- EXERCISE: Transcribe the entries below exactly.

[Records from a collection of figures]

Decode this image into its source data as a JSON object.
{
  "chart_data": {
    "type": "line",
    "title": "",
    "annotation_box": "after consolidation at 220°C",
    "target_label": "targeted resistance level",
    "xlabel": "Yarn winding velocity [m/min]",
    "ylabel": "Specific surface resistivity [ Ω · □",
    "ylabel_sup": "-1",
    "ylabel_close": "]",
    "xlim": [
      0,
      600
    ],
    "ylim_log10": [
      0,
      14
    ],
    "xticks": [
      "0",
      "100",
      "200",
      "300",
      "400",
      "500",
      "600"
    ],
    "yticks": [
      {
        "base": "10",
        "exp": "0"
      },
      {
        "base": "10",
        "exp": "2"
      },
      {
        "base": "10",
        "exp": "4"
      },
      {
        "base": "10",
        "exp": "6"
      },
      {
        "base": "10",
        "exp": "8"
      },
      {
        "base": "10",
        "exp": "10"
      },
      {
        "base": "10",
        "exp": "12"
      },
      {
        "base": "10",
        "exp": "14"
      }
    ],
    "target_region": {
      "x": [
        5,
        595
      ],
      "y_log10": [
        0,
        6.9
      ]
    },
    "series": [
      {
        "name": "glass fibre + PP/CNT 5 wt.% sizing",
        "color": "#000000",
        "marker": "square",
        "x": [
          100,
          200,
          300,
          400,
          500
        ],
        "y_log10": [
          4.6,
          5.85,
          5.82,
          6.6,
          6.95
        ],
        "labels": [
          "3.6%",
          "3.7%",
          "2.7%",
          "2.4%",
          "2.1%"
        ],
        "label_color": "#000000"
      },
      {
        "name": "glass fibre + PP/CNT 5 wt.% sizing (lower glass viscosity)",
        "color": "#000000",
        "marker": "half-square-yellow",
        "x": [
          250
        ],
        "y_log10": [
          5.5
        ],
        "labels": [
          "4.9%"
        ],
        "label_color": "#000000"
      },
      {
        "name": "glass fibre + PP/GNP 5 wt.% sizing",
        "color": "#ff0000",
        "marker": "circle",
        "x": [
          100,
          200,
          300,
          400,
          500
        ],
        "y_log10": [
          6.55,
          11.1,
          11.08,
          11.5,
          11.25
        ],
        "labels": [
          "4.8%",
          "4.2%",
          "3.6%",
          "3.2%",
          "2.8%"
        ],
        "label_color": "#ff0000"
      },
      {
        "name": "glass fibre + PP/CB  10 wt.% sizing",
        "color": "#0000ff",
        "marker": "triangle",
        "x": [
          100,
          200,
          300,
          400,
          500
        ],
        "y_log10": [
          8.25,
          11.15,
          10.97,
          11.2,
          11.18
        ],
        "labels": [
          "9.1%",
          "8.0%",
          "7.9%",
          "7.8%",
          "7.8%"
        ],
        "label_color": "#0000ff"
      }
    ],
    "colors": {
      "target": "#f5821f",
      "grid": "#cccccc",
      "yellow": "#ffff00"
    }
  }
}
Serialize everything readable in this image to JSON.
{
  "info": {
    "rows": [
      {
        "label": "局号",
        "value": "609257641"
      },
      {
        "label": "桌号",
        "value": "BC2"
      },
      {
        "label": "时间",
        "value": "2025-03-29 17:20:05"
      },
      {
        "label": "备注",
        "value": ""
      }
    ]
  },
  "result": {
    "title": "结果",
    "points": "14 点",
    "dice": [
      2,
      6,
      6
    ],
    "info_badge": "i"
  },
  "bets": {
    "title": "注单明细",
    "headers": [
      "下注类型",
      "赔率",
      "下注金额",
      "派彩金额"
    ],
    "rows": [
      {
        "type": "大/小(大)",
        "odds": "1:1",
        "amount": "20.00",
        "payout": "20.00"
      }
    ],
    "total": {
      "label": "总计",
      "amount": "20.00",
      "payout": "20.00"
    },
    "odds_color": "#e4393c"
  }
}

- RESPONSE BELOW:
Decode this image into its source data as a JSON object.
{
  "chart_data": {
    "type": "line",
    "title": "",
    "annotation_box": "after consolidation at 220°C",
    "target_label": "targeted resistance level",
    "xlabel": "Yarn winding velocity [m/min]",
    "ylabel": "Specific surface resistivity [ Ω · □",
    "ylabel_sup": "-1",
    "ylabel_close": "]",
    "xlim": [
      0,
      600
    ],
    "ylim_log10": [
      0,
      14
    ],
    "xticks": [
      "0",
      "100",
      "200",
      "300",
      "400",
      "500",
      "600"
    ],
    "yticks": [
      {
        "base": "10",
        "exp": "0"
      },
      {
        "base": "10",
        "exp": "2"
      },
      {
        "base": "10",
        "exp": "4"
      },
      {
        "base": "10",
        "exp": "6"
      },
      {
        "base": "10",
        "exp": "8"
      },
      {
        "base": "10",
        "exp": "10"
      },
      {
        "base": "10",
        "exp": "12"
      },
      {
        "base": "10",
        "exp": "14"
      }
    ],
    "target_region": {
      "x": [
        5,
        595
      ],
      "y_log10": [
        0,
        6.9
      ]
    },
    "series": [
      {
        "name": "glass fibre + PP/CNT 5 wt.% sizing",
        "color": "#000000",
        "marker": "square",
        "x": [
          100,
          200,
          300,
          400,
          500
        ],
        "y_log10": [
          4.6,
          5.85,
          5.82,
          6.6,
          6.95
        ],
        "labels": [
          "3.6%",
          "3.7%",
          "2.7%",
          "2.4%",
          "2.1%"
        ],
        "label_color": "#000000"
      },
      {
        "name": "glass fibre + PP/CNT 5 wt.% sizing (lower glass viscosity)",
        "color": "#000000",
        "marker": "half-square-yellow",
        "x": [
          250
        ],
        "y_log10": [
          5.5
        ],
        "labels": [
          "4.9%"
        ],
        "label_color": "#000000"
      },
      {
        "name": "glass fibre + PP/GNP 5 wt.% sizing",
        "color": "#ff0000",
        "marker": "circle",
        "x": [
          100,
          200,
          300,
          400,
          500
        ],
        "y_log10": [
          6.55,
          11.1,
          11.08,
          11.5,
          11.25
        ],
        "labels": [
          "4.8%",
          "4.2%",
          "3.6%",
          "3.2%",
          "2.8%"
        ],
        "label_color": "#ff0000"
      },
      {
        "name": "glass fibre + PP/CB  10 wt.% sizing",
        "color": "#0000ff",
        "marker": "triangle",
        "x": [
          100,
          200,
          300,
          400,
          500
        ],
        "y_log10": [
          8.25,
          11.15,
          10.97,
          11.2,
          11.18
        ],
        "labels": [
          "9.1%",
          "8.0%",
          "7.9%",
          "7.8%",
          "7.8%"
        ],
        "label_color": "#0000ff"
      }
    ],
    "colors": {
      "target": "#f5821f",
      "grid": "#cccccc",
      "yellow": "#ffff00"
    }
  }
}
Serialize everything readable in this image to JSON.
{
  "info": {
    "rows": [
      {
        "label": "局号",
        "value": "609257641"
      },
      {
        "label": "桌号",
        "value": "BC2"
      },
      {
        "label": "时间",
        "value": "2025-03-29 17:20:05"
      },
      {
        "label": "备注",
        "value": ""
      }
    ]
  },
  "result": {
    "title": "结果",
    "points": "14 点",
    "dice": [
      2,
      6,
      6
    ],
    "info_badge": "i"
  },
  "bets": {
    "title": "注单明细",
    "headers": [
      "下注类型",
      "赔率",
      "下注金额",
      "派彩金额"
    ],
    "rows": [
      {
        "type": "大/小(大)",
        "odds": "1:1",
        "amount": "20.00",
        "payout": "20.00"
      }
    ],
    "total": {
      "label": "总计",
      "amount": "20.00",
      "payout": "20.00"
    },
    "odds_color": "#e4393c"
  }
}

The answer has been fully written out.